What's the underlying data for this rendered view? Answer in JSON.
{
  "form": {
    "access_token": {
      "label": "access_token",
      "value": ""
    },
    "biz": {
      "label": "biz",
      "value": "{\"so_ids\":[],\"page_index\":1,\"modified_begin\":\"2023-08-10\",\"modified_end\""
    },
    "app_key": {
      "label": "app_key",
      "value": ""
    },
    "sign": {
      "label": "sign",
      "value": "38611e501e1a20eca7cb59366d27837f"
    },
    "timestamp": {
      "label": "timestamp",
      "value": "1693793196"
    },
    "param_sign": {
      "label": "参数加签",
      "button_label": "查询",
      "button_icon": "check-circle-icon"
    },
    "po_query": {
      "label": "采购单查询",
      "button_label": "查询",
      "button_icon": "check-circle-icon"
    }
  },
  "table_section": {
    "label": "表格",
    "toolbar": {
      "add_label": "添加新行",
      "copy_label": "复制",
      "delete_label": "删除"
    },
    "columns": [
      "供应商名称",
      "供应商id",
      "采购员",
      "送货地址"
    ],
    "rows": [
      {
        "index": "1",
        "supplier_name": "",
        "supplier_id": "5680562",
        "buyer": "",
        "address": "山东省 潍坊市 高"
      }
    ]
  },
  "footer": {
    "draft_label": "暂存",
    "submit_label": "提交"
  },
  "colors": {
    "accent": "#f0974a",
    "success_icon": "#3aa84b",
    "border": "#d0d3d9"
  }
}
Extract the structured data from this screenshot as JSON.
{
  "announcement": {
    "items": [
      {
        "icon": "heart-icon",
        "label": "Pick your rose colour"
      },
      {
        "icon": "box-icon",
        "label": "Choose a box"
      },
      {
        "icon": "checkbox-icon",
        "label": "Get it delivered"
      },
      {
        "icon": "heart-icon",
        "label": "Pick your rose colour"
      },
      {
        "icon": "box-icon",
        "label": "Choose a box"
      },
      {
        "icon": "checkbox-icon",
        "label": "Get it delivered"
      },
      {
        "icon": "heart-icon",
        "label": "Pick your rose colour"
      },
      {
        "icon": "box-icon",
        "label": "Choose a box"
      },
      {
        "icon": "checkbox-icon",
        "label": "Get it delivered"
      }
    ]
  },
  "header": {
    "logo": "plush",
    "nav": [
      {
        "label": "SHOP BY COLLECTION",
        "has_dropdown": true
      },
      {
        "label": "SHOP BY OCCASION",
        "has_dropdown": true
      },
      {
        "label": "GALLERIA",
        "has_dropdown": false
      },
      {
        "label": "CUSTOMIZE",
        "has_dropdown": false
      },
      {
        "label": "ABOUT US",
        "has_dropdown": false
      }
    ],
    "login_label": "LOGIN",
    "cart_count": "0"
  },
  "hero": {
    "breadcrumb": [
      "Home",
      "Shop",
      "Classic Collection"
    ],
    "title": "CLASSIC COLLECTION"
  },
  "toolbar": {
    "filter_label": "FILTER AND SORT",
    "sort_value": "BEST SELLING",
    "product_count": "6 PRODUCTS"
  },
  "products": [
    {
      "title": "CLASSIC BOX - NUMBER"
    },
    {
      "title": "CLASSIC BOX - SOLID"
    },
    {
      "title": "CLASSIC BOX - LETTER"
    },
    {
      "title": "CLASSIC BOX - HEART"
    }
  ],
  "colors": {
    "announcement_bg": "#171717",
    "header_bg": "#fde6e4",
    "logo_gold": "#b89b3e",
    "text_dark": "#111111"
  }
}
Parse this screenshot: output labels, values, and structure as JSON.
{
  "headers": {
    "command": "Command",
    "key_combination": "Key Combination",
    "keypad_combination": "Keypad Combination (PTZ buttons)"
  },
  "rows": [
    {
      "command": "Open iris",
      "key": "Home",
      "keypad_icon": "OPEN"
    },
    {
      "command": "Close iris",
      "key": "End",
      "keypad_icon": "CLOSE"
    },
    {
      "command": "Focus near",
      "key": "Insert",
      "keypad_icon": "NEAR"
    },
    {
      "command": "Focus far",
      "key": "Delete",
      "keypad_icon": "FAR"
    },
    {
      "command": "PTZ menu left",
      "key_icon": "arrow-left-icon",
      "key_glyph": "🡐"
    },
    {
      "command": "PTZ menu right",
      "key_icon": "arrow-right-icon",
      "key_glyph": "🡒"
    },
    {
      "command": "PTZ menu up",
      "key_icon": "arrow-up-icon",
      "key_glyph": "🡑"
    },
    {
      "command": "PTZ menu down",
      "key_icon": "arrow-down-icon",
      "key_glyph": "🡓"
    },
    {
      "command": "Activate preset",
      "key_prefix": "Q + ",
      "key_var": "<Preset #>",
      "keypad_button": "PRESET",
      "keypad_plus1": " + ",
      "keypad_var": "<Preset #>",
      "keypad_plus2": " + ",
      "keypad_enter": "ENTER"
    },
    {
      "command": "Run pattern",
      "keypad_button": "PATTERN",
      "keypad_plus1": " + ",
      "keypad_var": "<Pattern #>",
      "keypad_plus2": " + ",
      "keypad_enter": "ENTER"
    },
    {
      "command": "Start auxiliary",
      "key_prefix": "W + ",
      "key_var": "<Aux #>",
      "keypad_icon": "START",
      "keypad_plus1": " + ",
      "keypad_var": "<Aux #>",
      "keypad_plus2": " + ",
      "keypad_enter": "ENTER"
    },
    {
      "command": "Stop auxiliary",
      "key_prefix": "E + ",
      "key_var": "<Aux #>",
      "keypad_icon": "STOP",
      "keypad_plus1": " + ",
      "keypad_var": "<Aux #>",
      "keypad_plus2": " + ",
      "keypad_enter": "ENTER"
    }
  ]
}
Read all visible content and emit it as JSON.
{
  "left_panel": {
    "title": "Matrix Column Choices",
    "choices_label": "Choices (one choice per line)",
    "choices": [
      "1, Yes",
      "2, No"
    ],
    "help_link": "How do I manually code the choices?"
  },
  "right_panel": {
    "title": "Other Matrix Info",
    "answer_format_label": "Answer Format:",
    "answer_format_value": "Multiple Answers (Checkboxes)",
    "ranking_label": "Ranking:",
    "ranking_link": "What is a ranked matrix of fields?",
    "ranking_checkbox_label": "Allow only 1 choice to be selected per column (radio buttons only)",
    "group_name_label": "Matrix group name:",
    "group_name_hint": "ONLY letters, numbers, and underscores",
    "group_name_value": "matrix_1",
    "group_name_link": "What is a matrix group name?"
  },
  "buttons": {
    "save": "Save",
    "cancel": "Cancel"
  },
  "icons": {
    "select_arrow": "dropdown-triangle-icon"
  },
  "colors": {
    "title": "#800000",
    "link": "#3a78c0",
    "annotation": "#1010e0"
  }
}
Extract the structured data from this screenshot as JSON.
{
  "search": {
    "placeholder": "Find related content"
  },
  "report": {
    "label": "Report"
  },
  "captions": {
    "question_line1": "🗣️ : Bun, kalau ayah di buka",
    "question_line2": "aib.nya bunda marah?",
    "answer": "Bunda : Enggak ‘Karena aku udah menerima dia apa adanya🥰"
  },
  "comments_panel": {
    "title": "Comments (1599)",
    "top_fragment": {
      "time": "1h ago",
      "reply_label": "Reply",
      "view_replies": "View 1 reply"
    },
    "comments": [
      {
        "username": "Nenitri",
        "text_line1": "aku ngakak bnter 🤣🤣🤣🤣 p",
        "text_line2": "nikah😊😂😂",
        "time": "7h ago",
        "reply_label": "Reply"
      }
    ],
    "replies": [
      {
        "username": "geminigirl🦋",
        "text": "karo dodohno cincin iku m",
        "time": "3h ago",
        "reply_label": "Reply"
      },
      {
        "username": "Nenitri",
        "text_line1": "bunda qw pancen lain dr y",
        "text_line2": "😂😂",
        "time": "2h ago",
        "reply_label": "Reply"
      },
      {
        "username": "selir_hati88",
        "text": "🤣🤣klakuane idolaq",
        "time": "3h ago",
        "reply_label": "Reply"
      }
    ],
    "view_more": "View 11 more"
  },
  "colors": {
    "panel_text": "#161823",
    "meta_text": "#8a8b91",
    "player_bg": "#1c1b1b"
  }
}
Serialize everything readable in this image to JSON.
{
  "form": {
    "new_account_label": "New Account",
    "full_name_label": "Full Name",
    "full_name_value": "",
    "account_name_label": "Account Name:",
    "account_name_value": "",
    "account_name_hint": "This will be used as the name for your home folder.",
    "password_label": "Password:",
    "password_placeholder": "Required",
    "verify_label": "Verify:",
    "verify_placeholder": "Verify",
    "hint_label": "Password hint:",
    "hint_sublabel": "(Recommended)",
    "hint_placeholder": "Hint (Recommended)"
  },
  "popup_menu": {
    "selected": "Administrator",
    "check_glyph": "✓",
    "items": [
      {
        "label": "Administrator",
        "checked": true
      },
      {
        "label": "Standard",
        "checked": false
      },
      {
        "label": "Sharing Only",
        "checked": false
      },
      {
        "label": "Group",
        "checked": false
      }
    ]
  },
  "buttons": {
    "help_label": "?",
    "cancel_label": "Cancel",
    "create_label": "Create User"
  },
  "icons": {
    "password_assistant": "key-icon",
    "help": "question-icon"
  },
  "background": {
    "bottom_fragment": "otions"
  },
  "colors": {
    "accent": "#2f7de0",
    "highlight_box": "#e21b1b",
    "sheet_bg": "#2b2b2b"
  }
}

Given exercise:
Return each line of the listing that holds the string "content".

Task result:
Read all visible content and emit it as JSON.
    "placeholder": "Find related content"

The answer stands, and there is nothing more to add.